| TASK DIRECTIONS |
In the records below, can you convert everything from the line containing "calendar-cell: 6 Sunrise: 6:09" down to and including the line containing "calendar-header-thursday: Thursday bbox=[450, 55, 558, 80]" into a numbered list, with blank lines omitted?

[Layout annotation records]
============

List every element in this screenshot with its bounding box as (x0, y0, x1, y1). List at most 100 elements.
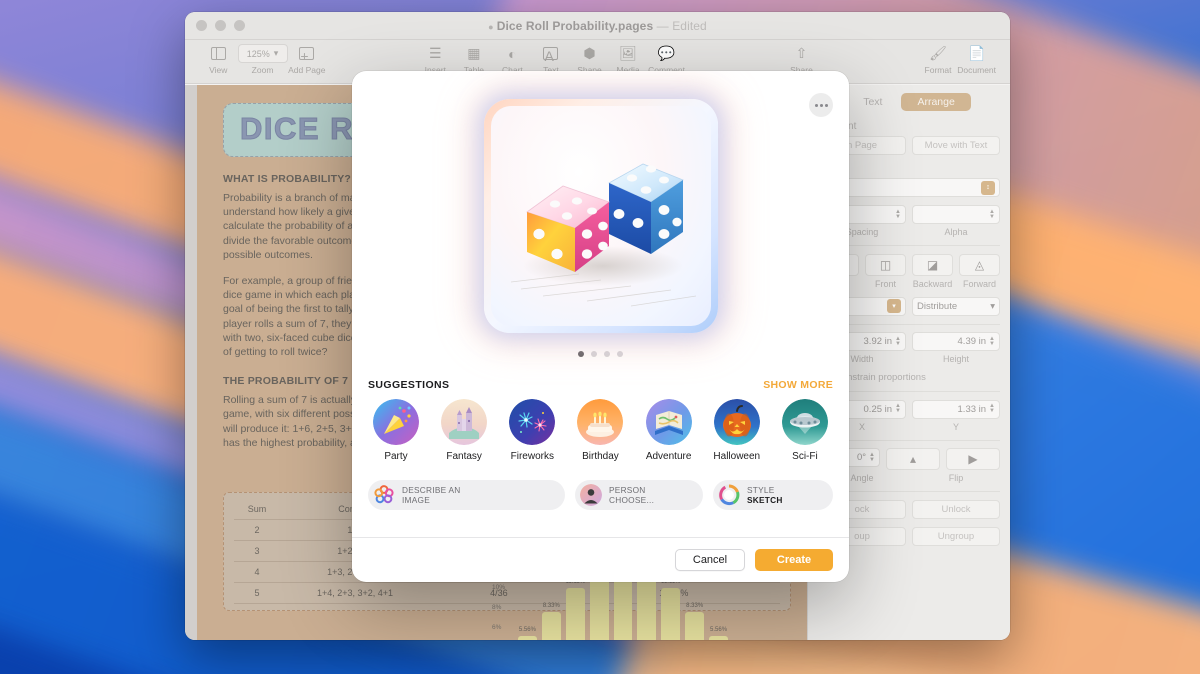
show-more-button[interactable]: SHOW MORE (763, 379, 833, 391)
add-page-icon: + (299, 44, 315, 64)
toolbar-document[interactable]: 📄 Document (957, 42, 996, 75)
suggestion-party[interactable]: Party (366, 399, 426, 462)
toolbar-format[interactable]: 🖌 Format (919, 42, 958, 75)
describe-image-text: DESCRIBE AN IMAGE (402, 485, 461, 506)
carousel-dots[interactable] (578, 351, 623, 357)
distribute-select[interactable]: Distribute ▾ (912, 296, 1000, 316)
chart-bar: 5.56% (518, 627, 537, 640)
flip-vertical-icon[interactable]: ▴ (886, 448, 940, 470)
image-playground-dialog: SUGGESTIONS SHOW MORE Party Fantasy Fire… (352, 71, 849, 582)
chart-ytick: 6% (492, 624, 502, 631)
cancel-button[interactable]: Cancel (675, 549, 745, 571)
style-line1: STYLE (747, 484, 775, 495)
suggestion-adventure[interactable]: Adventure (639, 399, 699, 462)
stepper-icon[interactable]: ▲ ▼ (895, 336, 901, 347)
cell-sum: 2 (234, 519, 280, 542)
window-titlebar: ● Dice Roll Probability.pages — Edited (185, 12, 1010, 40)
create-button[interactable]: Create (755, 549, 833, 571)
distribute-label: Distribute (917, 300, 958, 312)
x-value: 0.25 in (863, 403, 893, 415)
style-line2: SKETCH (747, 495, 783, 505)
chart-bar-label: 5.56% (710, 627, 728, 634)
party-popper-icon (373, 399, 419, 445)
chart-bar: 5.56% (709, 627, 729, 640)
dice-illustration (510, 163, 696, 307)
toolbar-add-page-label: Add Page (288, 65, 326, 75)
bring-front-icon[interactable]: ◫ (865, 253, 906, 276)
person-line2: CHOOSE... (609, 495, 655, 505)
person-line1: PERSON (609, 484, 646, 495)
blue-die (607, 163, 684, 254)
fireworks-icon (509, 399, 556, 445)
carousel-dot[interactable] (617, 351, 623, 357)
stepper-icon[interactable]: ▲ ▼ (869, 452, 875, 463)
chevron-down-icon: ▾ (887, 299, 901, 313)
height-input[interactable]: 4.39 in ▲ ▼ (912, 332, 1000, 351)
forward-label: Forward (962, 278, 996, 289)
chart-icon: ◐ (508, 45, 517, 62)
move-with-text-button[interactable]: Move with Text (912, 136, 1000, 155)
cell-sum: 3 (234, 540, 280, 563)
cell-sum: 5 (234, 582, 280, 605)
style-selector-button[interactable]: STYLE SKETCH (713, 480, 833, 510)
carousel-dot[interactable] (604, 351, 610, 357)
more-options-button[interactable] (809, 93, 833, 117)
ufo-icon (781, 399, 828, 445)
toolbar-zoom-label: Zoom (251, 65, 274, 75)
text-icon: A (543, 44, 559, 64)
flip-horizontal-icon[interactable]: ▶ (946, 448, 1000, 470)
suggestion-scifi[interactable]: Sci-Fi (775, 399, 835, 462)
y-value: 1.33 in (957, 403, 987, 415)
chart-ytick: 8% (492, 604, 502, 611)
carousel-dot[interactable] (591, 351, 597, 357)
zoom-value: 125% (246, 48, 270, 59)
media-icon: 🖼 (619, 45, 637, 61)
describe-line2: IMAGE (402, 495, 430, 505)
suggestion-birthday[interactable]: Birthday (570, 399, 630, 462)
person-avatar-icon (580, 484, 602, 506)
window-edited-label: — Edited (656, 18, 707, 33)
chart-bar (613, 572, 633, 640)
suggestion-fantasy[interactable]: Fantasy (434, 399, 494, 462)
unlock-button[interactable]: Unlock (912, 499, 1000, 519)
toolbar-add-page[interactable]: + Add Page (288, 42, 327, 75)
image-preview-area (352, 71, 849, 373)
bring-forward-icon[interactable]: ◬ (959, 253, 1000, 276)
y-input[interactable]: 1.33 in ▲ ▼ (912, 399, 1000, 419)
generated-image (490, 106, 711, 326)
suggestion-fireworks[interactable]: Fireworks (502, 399, 562, 462)
style-wheel-icon (718, 484, 740, 506)
tab-text[interactable]: Text (847, 93, 898, 111)
stepper-icon[interactable]: ▲ ▼ (989, 403, 995, 414)
stepper-icon[interactable]: ▲ ▼ (989, 209, 995, 220)
person-chooser-button[interactable]: PERSON CHOOSE... (575, 480, 703, 510)
toolbar-zoom[interactable]: 125% ▾ Zoom (237, 42, 288, 75)
ungroup-button[interactable]: Ungroup (912, 526, 1000, 546)
front-label: Front (874, 278, 896, 289)
chart-bar-label: 8.33% (542, 603, 560, 610)
alpha-input[interactable]: ▲ ▼ (912, 205, 1000, 224)
describe-image-button[interactable]: DESCRIBE AN IMAGE (368, 480, 565, 510)
format-brush-icon: 🖌 (929, 45, 947, 61)
ellipsis-dot (824, 103, 828, 107)
suggestion-halloween[interactable]: Halloween (707, 399, 767, 462)
carousel-dot[interactable] (578, 351, 584, 357)
suggestion-label: Birthday (582, 451, 619, 462)
send-backward-icon[interactable]: ◪ (912, 253, 953, 276)
generated-image-card[interactable] (483, 99, 718, 333)
treasure-map-icon (645, 399, 692, 445)
suggestion-label: Fireworks (510, 451, 554, 462)
table-col-sum: Sum (234, 499, 280, 521)
toolbar-format-label: Format (924, 65, 952, 75)
suggestions-header: SUGGESTIONS SHOW MORE (352, 373, 849, 399)
tab-arrange[interactable]: Arrange (901, 93, 971, 111)
share-icon: ⇧ (795, 45, 808, 61)
toolbar-view[interactable]: View (199, 42, 238, 75)
height-value: 4.39 in (957, 336, 987, 347)
stepper-icon[interactable]: ▲ ▼ (895, 403, 901, 414)
lock-icon: ● (488, 21, 494, 32)
stepper-icon[interactable]: ▲ ▼ (895, 209, 901, 220)
stepper-icon[interactable]: ▲ ▼ (989, 336, 995, 347)
chart-bar: 8.33% (685, 603, 705, 640)
y-label: Y (952, 421, 959, 432)
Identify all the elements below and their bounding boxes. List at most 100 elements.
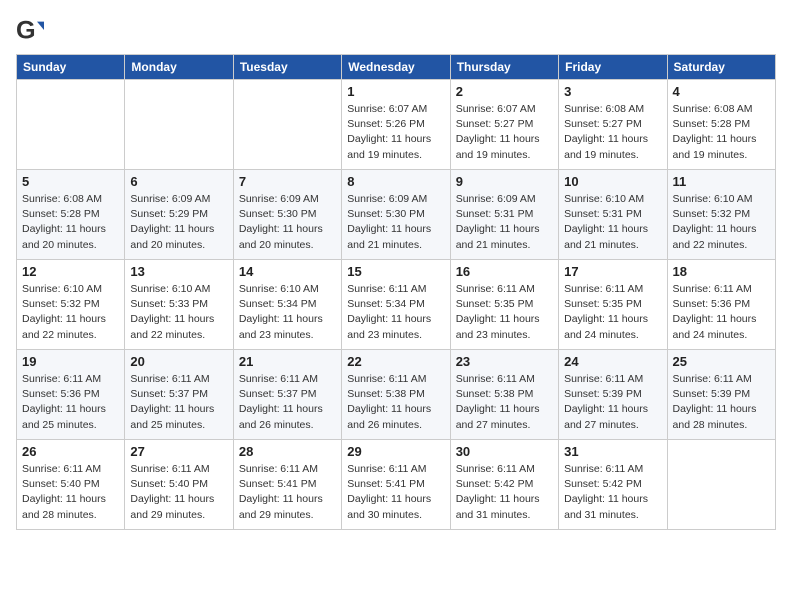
calendar-cell: 6 Sunrise: 6:09 AMSunset: 5:29 PMDayligh… bbox=[125, 170, 233, 260]
calendar-header-row: SundayMondayTuesdayWednesdayThursdayFrid… bbox=[17, 55, 776, 80]
day-info: Sunrise: 6:08 AMSunset: 5:28 PMDaylight:… bbox=[22, 192, 119, 253]
day-info: Sunrise: 6:11 AMSunset: 5:42 PMDaylight:… bbox=[456, 462, 553, 523]
day-info: Sunrise: 6:08 AMSunset: 5:27 PMDaylight:… bbox=[564, 102, 661, 163]
calendar-header-thursday: Thursday bbox=[450, 55, 558, 80]
day-info: Sunrise: 6:11 AMSunset: 5:41 PMDaylight:… bbox=[347, 462, 444, 523]
day-info: Sunrise: 6:09 AMSunset: 5:31 PMDaylight:… bbox=[456, 192, 553, 253]
calendar-cell: 2 Sunrise: 6:07 AMSunset: 5:27 PMDayligh… bbox=[450, 80, 558, 170]
day-number: 31 bbox=[564, 444, 661, 459]
day-number: 19 bbox=[22, 354, 119, 369]
calendar-cell: 12 Sunrise: 6:10 AMSunset: 5:32 PMDaylig… bbox=[17, 260, 125, 350]
calendar-cell bbox=[125, 80, 233, 170]
calendar-cell: 24 Sunrise: 6:11 AMSunset: 5:39 PMDaylig… bbox=[559, 350, 667, 440]
day-number: 15 bbox=[347, 264, 444, 279]
day-info: Sunrise: 6:10 AMSunset: 5:32 PMDaylight:… bbox=[22, 282, 119, 343]
day-info: Sunrise: 6:11 AMSunset: 5:40 PMDaylight:… bbox=[130, 462, 227, 523]
day-number: 4 bbox=[673, 84, 770, 99]
calendar-week-row: 5 Sunrise: 6:08 AMSunset: 5:28 PMDayligh… bbox=[17, 170, 776, 260]
calendar-cell: 26 Sunrise: 6:11 AMSunset: 5:40 PMDaylig… bbox=[17, 440, 125, 530]
calendar-cell: 16 Sunrise: 6:11 AMSunset: 5:35 PMDaylig… bbox=[450, 260, 558, 350]
calendar-cell: 14 Sunrise: 6:10 AMSunset: 5:34 PMDaylig… bbox=[233, 260, 341, 350]
day-number: 12 bbox=[22, 264, 119, 279]
calendar-header-friday: Friday bbox=[559, 55, 667, 80]
calendar-cell: 5 Sunrise: 6:08 AMSunset: 5:28 PMDayligh… bbox=[17, 170, 125, 260]
day-info: Sunrise: 6:11 AMSunset: 5:38 PMDaylight:… bbox=[347, 372, 444, 433]
calendar-header-wednesday: Wednesday bbox=[342, 55, 450, 80]
calendar-table: SundayMondayTuesdayWednesdayThursdayFrid… bbox=[16, 54, 776, 530]
calendar-cell: 19 Sunrise: 6:11 AMSunset: 5:36 PMDaylig… bbox=[17, 350, 125, 440]
calendar-cell: 31 Sunrise: 6:11 AMSunset: 5:42 PMDaylig… bbox=[559, 440, 667, 530]
day-number: 17 bbox=[564, 264, 661, 279]
calendar-cell: 11 Sunrise: 6:10 AMSunset: 5:32 PMDaylig… bbox=[667, 170, 775, 260]
day-number: 20 bbox=[130, 354, 227, 369]
day-number: 25 bbox=[673, 354, 770, 369]
day-number: 9 bbox=[456, 174, 553, 189]
day-number: 18 bbox=[673, 264, 770, 279]
calendar-cell: 10 Sunrise: 6:10 AMSunset: 5:31 PMDaylig… bbox=[559, 170, 667, 260]
day-info: Sunrise: 6:11 AMSunset: 5:38 PMDaylight:… bbox=[456, 372, 553, 433]
day-number: 3 bbox=[564, 84, 661, 99]
day-number: 21 bbox=[239, 354, 336, 369]
day-number: 22 bbox=[347, 354, 444, 369]
calendar-cell: 20 Sunrise: 6:11 AMSunset: 5:37 PMDaylig… bbox=[125, 350, 233, 440]
day-info: Sunrise: 6:11 AMSunset: 5:37 PMDaylight:… bbox=[239, 372, 336, 433]
page-header: G bbox=[16, 16, 776, 44]
calendar-cell: 4 Sunrise: 6:08 AMSunset: 5:28 PMDayligh… bbox=[667, 80, 775, 170]
day-number: 1 bbox=[347, 84, 444, 99]
svg-text:G: G bbox=[16, 16, 36, 44]
day-info: Sunrise: 6:09 AMSunset: 5:29 PMDaylight:… bbox=[130, 192, 227, 253]
day-info: Sunrise: 6:11 AMSunset: 5:36 PMDaylight:… bbox=[22, 372, 119, 433]
calendar-week-row: 1 Sunrise: 6:07 AMSunset: 5:26 PMDayligh… bbox=[17, 80, 776, 170]
day-info: Sunrise: 6:11 AMSunset: 5:35 PMDaylight:… bbox=[564, 282, 661, 343]
logo-icon: G bbox=[16, 16, 44, 44]
day-info: Sunrise: 6:11 AMSunset: 5:36 PMDaylight:… bbox=[673, 282, 770, 343]
calendar-cell: 18 Sunrise: 6:11 AMSunset: 5:36 PMDaylig… bbox=[667, 260, 775, 350]
calendar-cell: 13 Sunrise: 6:10 AMSunset: 5:33 PMDaylig… bbox=[125, 260, 233, 350]
calendar-cell: 27 Sunrise: 6:11 AMSunset: 5:40 PMDaylig… bbox=[125, 440, 233, 530]
calendar-header-saturday: Saturday bbox=[667, 55, 775, 80]
calendar-cell: 1 Sunrise: 6:07 AMSunset: 5:26 PMDayligh… bbox=[342, 80, 450, 170]
day-info: Sunrise: 6:10 AMSunset: 5:31 PMDaylight:… bbox=[564, 192, 661, 253]
day-number: 6 bbox=[130, 174, 227, 189]
day-number: 24 bbox=[564, 354, 661, 369]
day-number: 23 bbox=[456, 354, 553, 369]
calendar-cell: 25 Sunrise: 6:11 AMSunset: 5:39 PMDaylig… bbox=[667, 350, 775, 440]
calendar-cell: 28 Sunrise: 6:11 AMSunset: 5:41 PMDaylig… bbox=[233, 440, 341, 530]
calendar-cell: 7 Sunrise: 6:09 AMSunset: 5:30 PMDayligh… bbox=[233, 170, 341, 260]
calendar-cell: 22 Sunrise: 6:11 AMSunset: 5:38 PMDaylig… bbox=[342, 350, 450, 440]
day-number: 26 bbox=[22, 444, 119, 459]
calendar-cell: 23 Sunrise: 6:11 AMSunset: 5:38 PMDaylig… bbox=[450, 350, 558, 440]
day-number: 5 bbox=[22, 174, 119, 189]
day-info: Sunrise: 6:11 AMSunset: 5:39 PMDaylight:… bbox=[564, 372, 661, 433]
day-info: Sunrise: 6:08 AMSunset: 5:28 PMDaylight:… bbox=[673, 102, 770, 163]
calendar-cell: 3 Sunrise: 6:08 AMSunset: 5:27 PMDayligh… bbox=[559, 80, 667, 170]
calendar-week-row: 12 Sunrise: 6:10 AMSunset: 5:32 PMDaylig… bbox=[17, 260, 776, 350]
calendar-header-sunday: Sunday bbox=[17, 55, 125, 80]
day-number: 28 bbox=[239, 444, 336, 459]
calendar-cell bbox=[17, 80, 125, 170]
calendar-cell: 29 Sunrise: 6:11 AMSunset: 5:41 PMDaylig… bbox=[342, 440, 450, 530]
calendar-cell: 8 Sunrise: 6:09 AMSunset: 5:30 PMDayligh… bbox=[342, 170, 450, 260]
calendar-header-monday: Monday bbox=[125, 55, 233, 80]
calendar-week-row: 26 Sunrise: 6:11 AMSunset: 5:40 PMDaylig… bbox=[17, 440, 776, 530]
day-number: 2 bbox=[456, 84, 553, 99]
day-info: Sunrise: 6:10 AMSunset: 5:33 PMDaylight:… bbox=[130, 282, 227, 343]
day-info: Sunrise: 6:11 AMSunset: 5:40 PMDaylight:… bbox=[22, 462, 119, 523]
day-info: Sunrise: 6:11 AMSunset: 5:35 PMDaylight:… bbox=[456, 282, 553, 343]
calendar-header-tuesday: Tuesday bbox=[233, 55, 341, 80]
day-number: 27 bbox=[130, 444, 227, 459]
day-info: Sunrise: 6:11 AMSunset: 5:37 PMDaylight:… bbox=[130, 372, 227, 433]
calendar-cell: 15 Sunrise: 6:11 AMSunset: 5:34 PMDaylig… bbox=[342, 260, 450, 350]
calendar-cell bbox=[667, 440, 775, 530]
calendar-cell: 21 Sunrise: 6:11 AMSunset: 5:37 PMDaylig… bbox=[233, 350, 341, 440]
calendar-cell: 9 Sunrise: 6:09 AMSunset: 5:31 PMDayligh… bbox=[450, 170, 558, 260]
day-info: Sunrise: 6:10 AMSunset: 5:34 PMDaylight:… bbox=[239, 282, 336, 343]
day-info: Sunrise: 6:11 AMSunset: 5:39 PMDaylight:… bbox=[673, 372, 770, 433]
day-info: Sunrise: 6:11 AMSunset: 5:42 PMDaylight:… bbox=[564, 462, 661, 523]
calendar-cell: 30 Sunrise: 6:11 AMSunset: 5:42 PMDaylig… bbox=[450, 440, 558, 530]
calendar-week-row: 19 Sunrise: 6:11 AMSunset: 5:36 PMDaylig… bbox=[17, 350, 776, 440]
day-number: 29 bbox=[347, 444, 444, 459]
day-info: Sunrise: 6:09 AMSunset: 5:30 PMDaylight:… bbox=[347, 192, 444, 253]
day-number: 11 bbox=[673, 174, 770, 189]
logo: G bbox=[16, 16, 46, 44]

============

| WRITTEN RESPONSE |
1. calendar-cell: 6 Sunrise: 6:09 AMSunset: 5:29 PMDayligh… bbox=[125, 170, 233, 260]
2. calendar-header-row: SundayMondayTuesdayWednesdayThursdayFrid… bbox=[17, 55, 776, 80]
3. day-info: Sunrise: 6:08 AMSunset: 5:28 PMDaylight:… bbox=[22, 192, 119, 253]
4. day-info: Sunrise: 6:11 AMSunset: 5:42 PMDaylight:… bbox=[456, 462, 553, 523]
5. day-info: Sunrise: 6:08 AMSunset: 5:27 PMDaylight:… bbox=[564, 102, 661, 163]
6. calendar-header-thursday: Thursday bbox=[450, 55, 558, 80]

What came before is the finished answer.